Complete the following —
1. Check the three statements below against the Filer filing-conditions passage. For each one, answer yes or no and quote the exact words of the passage that decide it. (a) If the Filer does not become an SEC Issuer by August 30, 2021, its re-filed financial statements will be prepared in accordance with U.S. GAAP. (b) On re-filing the financial statements, the Filer will issue a news release explaining the nature and purpose of the re-filings. (c) The restated interim financial statements for the fiscal 2020 interim periods are to be filed on or prior to April 30, 2021.
2. Pick up the Filer filing-conditions passage below after its last sentence and continue it.

Document segment —

19. if the Filer does not become an SEC Issuer by August 30, 2021, the Filer will immediately re-- file on SEDAR the previously filed financial statements prepared in accordance with U.S. GAAP for the year ended December 31, 2020 and the interim period ending March 31, 2021 and related management's discussion and analysis; the re-filed financial statements will be prepared in accordance with Canadian GAAP applicable to publicly accountable enterprises; the management's discussion and analysis will be amended to reflect the re-filed financial statements and will be re-filed in the Canadian MD&A Form; and the Filer will issue a news release upon re-filing the financial statements that explains the nature and purpose of the re-filings; and

20. on or prior to April 30, 2021, the Filer will comply with the requirement of subsection 4.3(4) of NI 51-102 by filing the restated interim financial statements for each of the interim periods in fiscal 2020 in accordance with U.S. GAAP.

Stored data —

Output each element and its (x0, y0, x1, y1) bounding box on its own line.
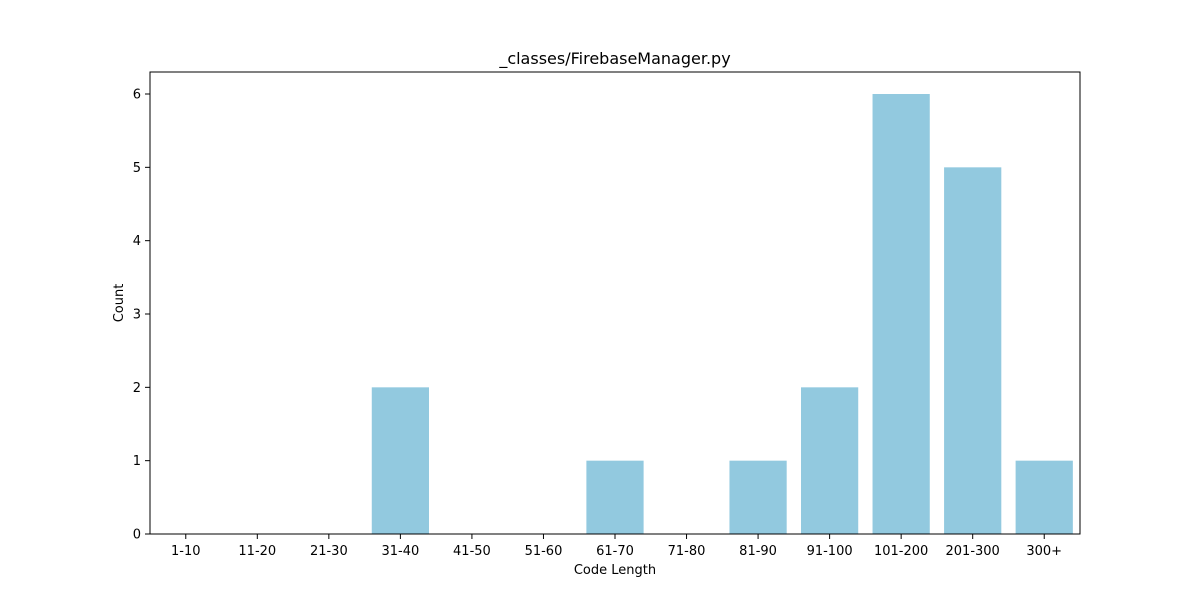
==
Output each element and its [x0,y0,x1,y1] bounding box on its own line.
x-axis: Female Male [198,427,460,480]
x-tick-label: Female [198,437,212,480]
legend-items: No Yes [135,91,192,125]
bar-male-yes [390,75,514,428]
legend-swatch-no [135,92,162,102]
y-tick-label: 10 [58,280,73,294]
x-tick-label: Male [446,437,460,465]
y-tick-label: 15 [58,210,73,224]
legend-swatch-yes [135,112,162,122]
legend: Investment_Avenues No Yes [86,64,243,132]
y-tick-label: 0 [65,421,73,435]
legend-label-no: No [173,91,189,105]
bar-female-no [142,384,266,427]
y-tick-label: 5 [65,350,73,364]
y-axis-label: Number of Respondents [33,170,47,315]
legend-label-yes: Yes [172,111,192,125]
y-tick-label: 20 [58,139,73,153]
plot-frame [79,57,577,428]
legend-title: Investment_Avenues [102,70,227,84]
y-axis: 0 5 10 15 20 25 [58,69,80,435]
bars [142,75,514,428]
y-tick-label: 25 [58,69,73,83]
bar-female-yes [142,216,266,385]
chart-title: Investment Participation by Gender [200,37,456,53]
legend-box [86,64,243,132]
* * *
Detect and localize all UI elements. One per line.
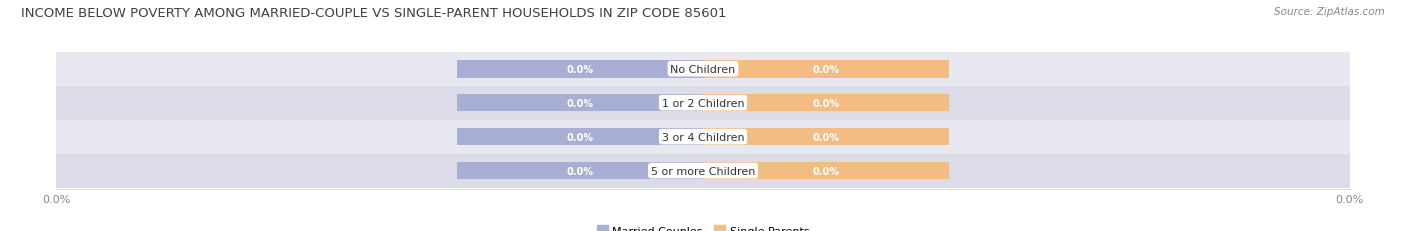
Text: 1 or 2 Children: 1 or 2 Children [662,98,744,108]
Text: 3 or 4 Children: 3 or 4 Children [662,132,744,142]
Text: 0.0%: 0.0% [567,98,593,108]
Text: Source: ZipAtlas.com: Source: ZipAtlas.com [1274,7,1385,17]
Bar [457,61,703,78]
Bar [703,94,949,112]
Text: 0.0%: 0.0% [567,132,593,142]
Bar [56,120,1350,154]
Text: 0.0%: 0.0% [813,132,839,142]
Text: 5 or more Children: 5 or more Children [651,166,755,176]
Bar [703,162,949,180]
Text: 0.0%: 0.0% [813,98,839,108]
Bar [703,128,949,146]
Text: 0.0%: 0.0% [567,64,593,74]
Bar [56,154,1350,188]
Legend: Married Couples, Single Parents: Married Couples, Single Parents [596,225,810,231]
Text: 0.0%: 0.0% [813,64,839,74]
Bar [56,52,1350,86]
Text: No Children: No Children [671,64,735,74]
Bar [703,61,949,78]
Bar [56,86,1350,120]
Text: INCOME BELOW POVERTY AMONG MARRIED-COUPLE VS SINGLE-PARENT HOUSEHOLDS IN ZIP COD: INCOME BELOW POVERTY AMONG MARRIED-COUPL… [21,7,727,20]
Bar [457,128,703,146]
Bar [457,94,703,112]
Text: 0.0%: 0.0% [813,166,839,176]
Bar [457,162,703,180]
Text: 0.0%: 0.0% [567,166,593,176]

Results in order —
1.
(a) No: "the re-filed financial statements will be prepared in accordance with Canadian GAAP applicable to publicly accountable enterprises"
(b) Yes: "the Filer will issue a news release upon re-filing the financial statements that explains the nature and purpose of the re-filings"
(c) Yes: "on or prior to April 30, 2021, the Filer will comply with the requirement of subsection 4.3(4) of NI 51-102 by filing the restated interim financial statements for each of the interim periods in fiscal 2020"

2.
Decision

¶ 4 Each of the Decision Makers is satisfied that the decision meets the test set out in the Legislation for the Decision Maker to make the decision.

The decision of the Decision Makers under the Legislation is that the Exemption Sought is granted, provided that:

(a) the Filer files:

(i) financial statements prepared in accordance with U.S. GAAP for the year ended December 31, 2020 and the interim period ending March 31, 2021;

(ii) the related management's discussion and analysis prepared in accordance with Item 303 of Regulation S-K under the 1934 Act for these periods; and

(b) if the Filer does not become an SEC Issuer by August 30, 2021, the Filer will immediately file on SEDAR:

(i) the financial statements for the year ended December 31, 2020 and the interim period ending March 31, 2021, prepared in Canadian GAAP applicable to publicly accountable enterprises

(ii) the related management's discussion and analysis in the Canadian MD&A Form; and

(iii) a news release explaining the nature and purpose of the re-filings.

"John Hinze"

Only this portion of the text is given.